— start GIVEN DATA —
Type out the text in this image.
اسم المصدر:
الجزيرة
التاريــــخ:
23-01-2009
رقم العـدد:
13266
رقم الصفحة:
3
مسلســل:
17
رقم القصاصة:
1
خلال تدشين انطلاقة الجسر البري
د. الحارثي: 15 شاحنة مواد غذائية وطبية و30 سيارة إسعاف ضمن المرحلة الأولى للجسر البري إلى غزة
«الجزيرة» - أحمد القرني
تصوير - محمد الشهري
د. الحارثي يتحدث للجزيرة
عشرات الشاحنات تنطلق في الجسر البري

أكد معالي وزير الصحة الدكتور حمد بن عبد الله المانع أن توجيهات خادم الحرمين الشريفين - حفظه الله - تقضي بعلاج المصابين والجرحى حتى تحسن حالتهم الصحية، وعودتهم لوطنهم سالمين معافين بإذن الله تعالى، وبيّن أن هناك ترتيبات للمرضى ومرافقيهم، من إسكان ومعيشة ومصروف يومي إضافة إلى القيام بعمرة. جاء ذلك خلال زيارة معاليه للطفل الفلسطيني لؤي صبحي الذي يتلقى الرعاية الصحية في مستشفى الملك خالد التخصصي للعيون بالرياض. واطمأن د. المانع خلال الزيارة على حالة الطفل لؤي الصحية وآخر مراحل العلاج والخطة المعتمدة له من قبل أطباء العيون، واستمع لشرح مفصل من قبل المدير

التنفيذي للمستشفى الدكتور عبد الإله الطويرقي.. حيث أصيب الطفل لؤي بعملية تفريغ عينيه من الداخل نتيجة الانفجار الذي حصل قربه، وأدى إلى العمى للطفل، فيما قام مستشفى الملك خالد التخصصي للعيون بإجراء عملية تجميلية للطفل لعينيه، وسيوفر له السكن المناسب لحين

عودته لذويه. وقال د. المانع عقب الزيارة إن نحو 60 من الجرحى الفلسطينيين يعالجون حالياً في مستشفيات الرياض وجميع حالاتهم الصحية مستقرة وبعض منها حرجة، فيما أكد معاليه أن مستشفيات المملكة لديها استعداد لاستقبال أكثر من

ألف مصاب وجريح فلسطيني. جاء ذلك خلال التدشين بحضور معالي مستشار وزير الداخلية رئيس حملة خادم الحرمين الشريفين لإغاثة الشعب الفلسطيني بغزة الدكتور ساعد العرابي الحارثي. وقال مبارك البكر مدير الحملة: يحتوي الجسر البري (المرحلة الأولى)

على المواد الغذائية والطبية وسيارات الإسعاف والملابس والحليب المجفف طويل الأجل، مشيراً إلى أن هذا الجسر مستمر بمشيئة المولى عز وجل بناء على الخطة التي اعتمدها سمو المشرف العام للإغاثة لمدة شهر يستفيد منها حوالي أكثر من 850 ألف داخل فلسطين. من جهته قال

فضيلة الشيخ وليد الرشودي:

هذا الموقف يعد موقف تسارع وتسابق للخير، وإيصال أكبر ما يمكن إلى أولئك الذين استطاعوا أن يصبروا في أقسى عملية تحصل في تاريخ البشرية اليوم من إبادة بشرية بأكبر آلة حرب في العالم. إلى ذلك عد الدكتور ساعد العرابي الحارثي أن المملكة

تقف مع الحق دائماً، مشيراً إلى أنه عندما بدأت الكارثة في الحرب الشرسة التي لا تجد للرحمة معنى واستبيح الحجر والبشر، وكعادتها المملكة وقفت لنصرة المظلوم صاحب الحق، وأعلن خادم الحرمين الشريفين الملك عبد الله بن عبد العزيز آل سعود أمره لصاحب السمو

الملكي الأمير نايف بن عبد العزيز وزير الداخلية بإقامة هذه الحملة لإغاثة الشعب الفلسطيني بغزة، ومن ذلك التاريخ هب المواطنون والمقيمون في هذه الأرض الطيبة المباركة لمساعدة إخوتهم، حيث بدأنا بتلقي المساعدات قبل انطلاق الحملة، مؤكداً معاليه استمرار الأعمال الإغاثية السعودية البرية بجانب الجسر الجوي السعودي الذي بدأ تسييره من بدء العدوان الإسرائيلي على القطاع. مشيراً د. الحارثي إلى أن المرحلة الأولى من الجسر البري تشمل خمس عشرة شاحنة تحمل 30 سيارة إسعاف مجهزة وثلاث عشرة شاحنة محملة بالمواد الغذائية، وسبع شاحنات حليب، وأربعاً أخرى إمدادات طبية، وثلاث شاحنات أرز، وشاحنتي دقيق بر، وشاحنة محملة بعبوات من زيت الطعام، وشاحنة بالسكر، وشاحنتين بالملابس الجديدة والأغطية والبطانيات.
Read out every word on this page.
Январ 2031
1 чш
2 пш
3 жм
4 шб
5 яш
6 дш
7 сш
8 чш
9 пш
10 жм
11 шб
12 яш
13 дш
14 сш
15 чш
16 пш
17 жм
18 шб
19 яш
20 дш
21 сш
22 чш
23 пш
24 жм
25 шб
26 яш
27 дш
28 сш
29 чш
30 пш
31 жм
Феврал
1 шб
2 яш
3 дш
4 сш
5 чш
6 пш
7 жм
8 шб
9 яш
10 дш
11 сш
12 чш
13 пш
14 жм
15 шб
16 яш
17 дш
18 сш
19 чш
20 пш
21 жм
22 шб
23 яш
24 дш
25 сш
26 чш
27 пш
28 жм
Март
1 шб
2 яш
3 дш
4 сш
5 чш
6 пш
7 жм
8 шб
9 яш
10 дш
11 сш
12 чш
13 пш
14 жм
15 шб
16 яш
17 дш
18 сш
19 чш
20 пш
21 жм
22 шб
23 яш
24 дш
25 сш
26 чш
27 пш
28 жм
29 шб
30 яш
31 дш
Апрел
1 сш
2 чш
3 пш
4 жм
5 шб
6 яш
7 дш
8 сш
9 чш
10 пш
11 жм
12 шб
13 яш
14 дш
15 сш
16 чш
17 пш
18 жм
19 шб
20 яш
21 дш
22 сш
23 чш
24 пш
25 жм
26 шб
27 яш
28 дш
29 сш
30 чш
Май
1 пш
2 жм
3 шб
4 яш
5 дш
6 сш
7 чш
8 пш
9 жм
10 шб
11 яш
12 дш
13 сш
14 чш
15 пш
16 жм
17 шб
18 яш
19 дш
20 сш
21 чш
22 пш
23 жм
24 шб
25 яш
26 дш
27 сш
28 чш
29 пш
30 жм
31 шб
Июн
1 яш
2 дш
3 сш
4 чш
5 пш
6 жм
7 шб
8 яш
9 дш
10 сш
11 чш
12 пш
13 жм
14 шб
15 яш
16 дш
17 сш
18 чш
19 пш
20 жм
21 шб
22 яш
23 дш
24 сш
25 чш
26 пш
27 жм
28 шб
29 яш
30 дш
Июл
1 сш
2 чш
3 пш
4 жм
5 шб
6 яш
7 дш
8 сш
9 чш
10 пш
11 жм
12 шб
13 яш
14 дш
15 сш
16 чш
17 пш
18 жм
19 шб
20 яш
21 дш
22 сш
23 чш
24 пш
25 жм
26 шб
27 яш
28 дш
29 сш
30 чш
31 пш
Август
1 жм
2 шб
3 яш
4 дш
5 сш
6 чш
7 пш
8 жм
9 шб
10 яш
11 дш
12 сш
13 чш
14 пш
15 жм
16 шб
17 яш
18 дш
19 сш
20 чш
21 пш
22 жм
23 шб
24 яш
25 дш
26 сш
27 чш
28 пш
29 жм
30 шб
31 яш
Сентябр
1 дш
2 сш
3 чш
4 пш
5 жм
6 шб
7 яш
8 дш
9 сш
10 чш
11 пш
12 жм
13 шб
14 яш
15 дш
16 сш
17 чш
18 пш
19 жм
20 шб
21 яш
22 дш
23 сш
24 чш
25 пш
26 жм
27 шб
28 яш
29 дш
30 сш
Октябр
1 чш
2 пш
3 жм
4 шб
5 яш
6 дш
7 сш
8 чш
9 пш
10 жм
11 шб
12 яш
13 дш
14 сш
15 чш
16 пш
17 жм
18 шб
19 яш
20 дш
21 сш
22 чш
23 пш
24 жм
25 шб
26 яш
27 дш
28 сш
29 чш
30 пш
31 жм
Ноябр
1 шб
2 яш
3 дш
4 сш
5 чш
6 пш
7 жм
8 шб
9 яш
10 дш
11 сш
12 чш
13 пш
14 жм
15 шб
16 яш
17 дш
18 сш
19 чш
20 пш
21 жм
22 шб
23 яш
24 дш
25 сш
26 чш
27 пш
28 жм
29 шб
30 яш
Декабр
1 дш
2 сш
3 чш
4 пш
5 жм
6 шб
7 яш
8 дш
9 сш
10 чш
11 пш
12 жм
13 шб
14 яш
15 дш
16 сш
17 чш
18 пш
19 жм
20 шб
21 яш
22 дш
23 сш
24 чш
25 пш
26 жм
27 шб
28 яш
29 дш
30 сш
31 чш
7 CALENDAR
— end GIVEN DATA —
SET EXERCISE> Collect every line above that contains the word "شاحنة".

CORRECT OUTPUT>
د. الحارثي: 15 شاحنة مواد غذائية وطبية و30 سيارة إسعاف ضمن المرحلة الأولى للجسر البري إلى غزة
الملكي الأمير نايف بن عبد العزيز وزير الداخلية بإقامة هذه الحملة لإغاثة الشعب الفلسطيني بغزة، ومن ذلك التاريخ هب المواطنون والمقيمون في هذه الأرض الطيبة المباركة لمساعدة إخوتهم، حيث بدأنا بتلقي المساعدات قبل انطلاق الحملة، مؤكداً معاليه استمرار الأعمال الإغاثية السعودية البرية بجانب الجسر الجوي السعودي الذي بدأ تسييره من بدء العدوان الإسرائيلي على القطاع. مشيراً د. الحارثي إلى أن المرحلة الأولى من الجسر البري تشمل خمس عشرة شاحنة تحمل 30 سيارة إسعاف مجهزة وثلاث عشرة شاحنة محملة بالمواد الغذائية، وسبع شاحنات حليب، وأربعاً أخرى إمدادات طبية، وثلاث شاحنات أرز، وشاحنتي دقيق بر، وشاحنة محملة بعبوات من زيت الطعام، وشاحنة بالسكر، وشاحنتين بالملابس الجديدة والأغطية والبطانيات.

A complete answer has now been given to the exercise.